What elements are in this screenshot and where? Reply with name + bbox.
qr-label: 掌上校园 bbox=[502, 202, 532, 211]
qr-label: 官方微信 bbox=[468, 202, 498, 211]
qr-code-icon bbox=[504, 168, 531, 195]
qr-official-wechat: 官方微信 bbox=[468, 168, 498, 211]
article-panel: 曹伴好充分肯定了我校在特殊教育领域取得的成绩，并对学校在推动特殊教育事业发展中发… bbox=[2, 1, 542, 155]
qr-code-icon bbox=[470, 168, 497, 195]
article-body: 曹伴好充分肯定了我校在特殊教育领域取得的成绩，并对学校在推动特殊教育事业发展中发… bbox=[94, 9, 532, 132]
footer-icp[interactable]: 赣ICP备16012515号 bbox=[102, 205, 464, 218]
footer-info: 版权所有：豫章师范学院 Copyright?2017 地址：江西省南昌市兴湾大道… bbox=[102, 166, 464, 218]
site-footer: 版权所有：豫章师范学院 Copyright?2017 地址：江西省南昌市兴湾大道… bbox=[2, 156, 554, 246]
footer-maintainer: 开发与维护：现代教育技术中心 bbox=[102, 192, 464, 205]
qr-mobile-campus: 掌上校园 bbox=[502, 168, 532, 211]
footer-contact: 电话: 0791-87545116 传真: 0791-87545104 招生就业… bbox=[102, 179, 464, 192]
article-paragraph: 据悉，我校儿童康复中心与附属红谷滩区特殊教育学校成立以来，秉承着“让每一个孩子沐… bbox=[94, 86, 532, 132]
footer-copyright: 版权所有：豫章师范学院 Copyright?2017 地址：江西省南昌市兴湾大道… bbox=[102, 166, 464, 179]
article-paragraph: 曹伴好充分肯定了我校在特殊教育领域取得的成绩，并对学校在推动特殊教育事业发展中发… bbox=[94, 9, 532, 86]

...

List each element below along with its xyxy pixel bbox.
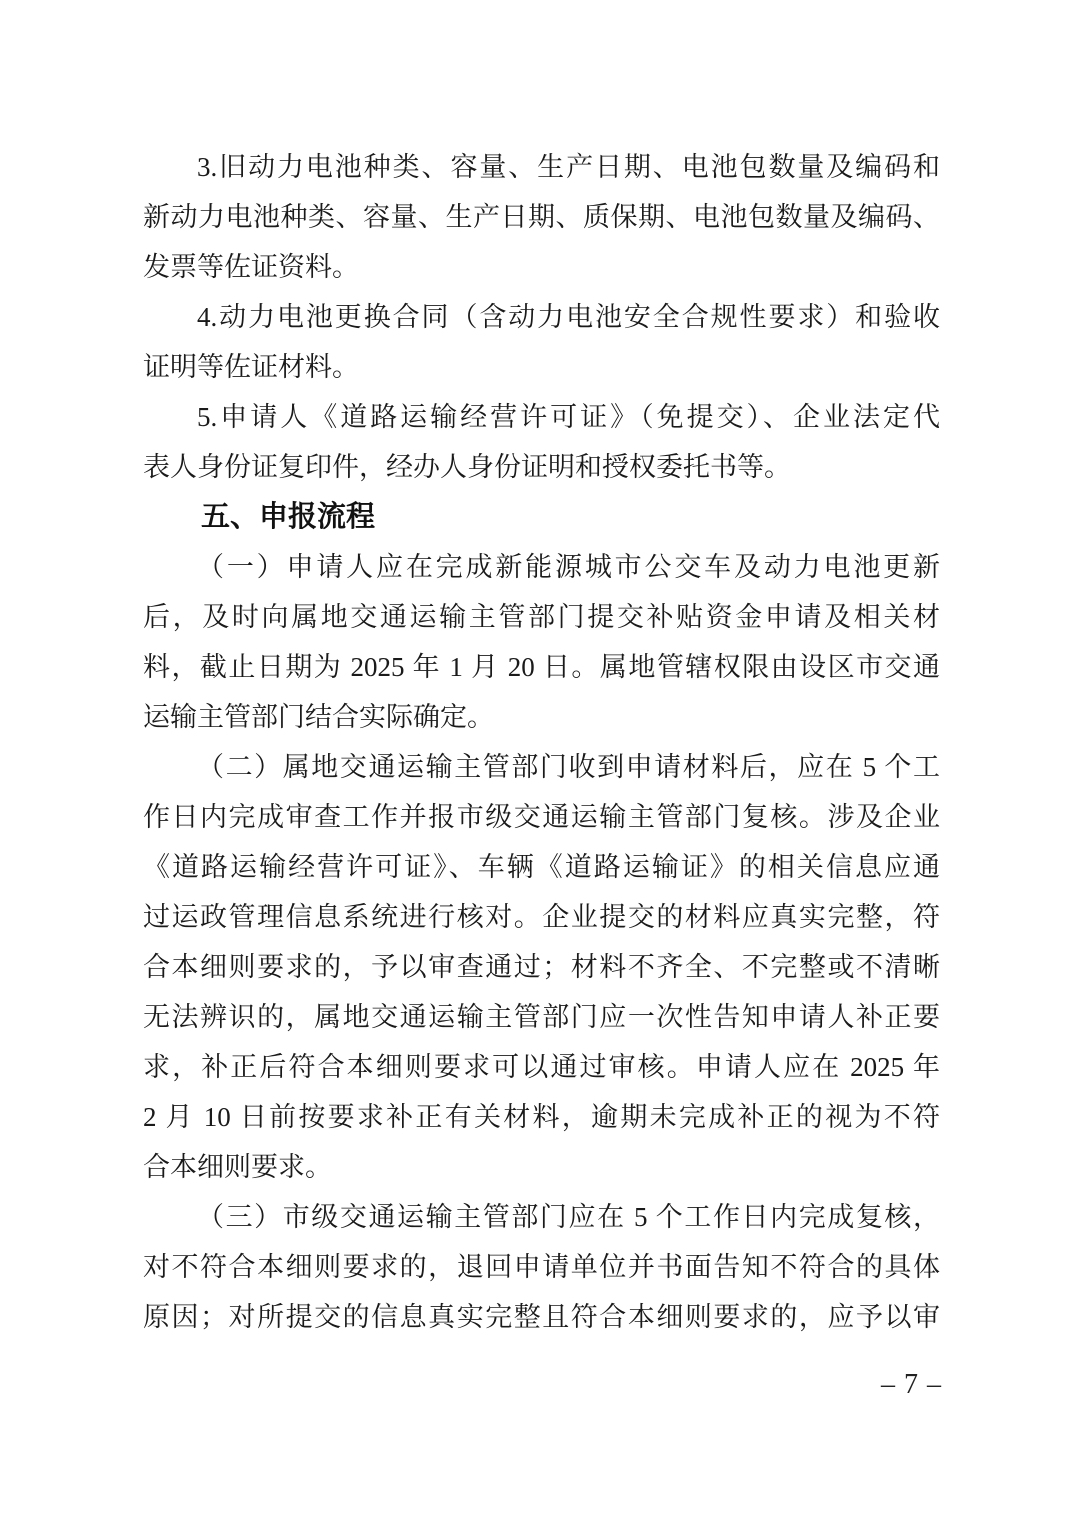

* * *

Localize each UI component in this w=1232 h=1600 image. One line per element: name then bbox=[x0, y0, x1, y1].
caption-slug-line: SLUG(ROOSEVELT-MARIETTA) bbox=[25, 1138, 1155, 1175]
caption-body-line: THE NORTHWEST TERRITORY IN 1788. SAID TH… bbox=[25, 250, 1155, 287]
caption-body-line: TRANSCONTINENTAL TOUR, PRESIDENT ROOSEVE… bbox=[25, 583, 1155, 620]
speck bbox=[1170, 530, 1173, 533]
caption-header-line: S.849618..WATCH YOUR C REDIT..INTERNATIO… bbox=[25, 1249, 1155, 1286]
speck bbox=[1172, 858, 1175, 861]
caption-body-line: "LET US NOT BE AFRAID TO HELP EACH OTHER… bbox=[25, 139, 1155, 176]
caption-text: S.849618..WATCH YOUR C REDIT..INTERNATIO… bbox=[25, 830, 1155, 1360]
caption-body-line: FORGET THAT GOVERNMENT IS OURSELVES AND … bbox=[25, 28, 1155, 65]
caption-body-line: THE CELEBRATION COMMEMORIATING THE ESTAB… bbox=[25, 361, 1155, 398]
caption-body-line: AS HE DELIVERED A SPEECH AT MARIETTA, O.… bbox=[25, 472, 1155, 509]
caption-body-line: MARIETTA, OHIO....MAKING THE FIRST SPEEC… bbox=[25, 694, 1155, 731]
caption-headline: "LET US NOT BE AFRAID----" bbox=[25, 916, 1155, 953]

• [What is being asked]
Extract from the material, verbatim, the portion that opens with the line containing "Localize each UI" and closes with the line containing "caption-body-line: TRANSCONTINENTAL TOUR, PRESIDENT". Include both of those lines and nothing beyond them.

• [Task result]
Localize each UI component in this w=1232 h=1600 image. One line per element: name then bbox=[x0, y0, x1, y1].
caption-slug-line: SLUG(ROOSEVELT-MARIETTA) bbox=[25, 1138, 1155, 1175]
caption-body-line: THE NORTHWEST TERRITORY IN 1788. SAID TH… bbox=[25, 250, 1155, 287]
caption-body-line: TRANSCONTINENTAL TOUR, PRESIDENT ROOSEVE… bbox=[25, 583, 1155, 620]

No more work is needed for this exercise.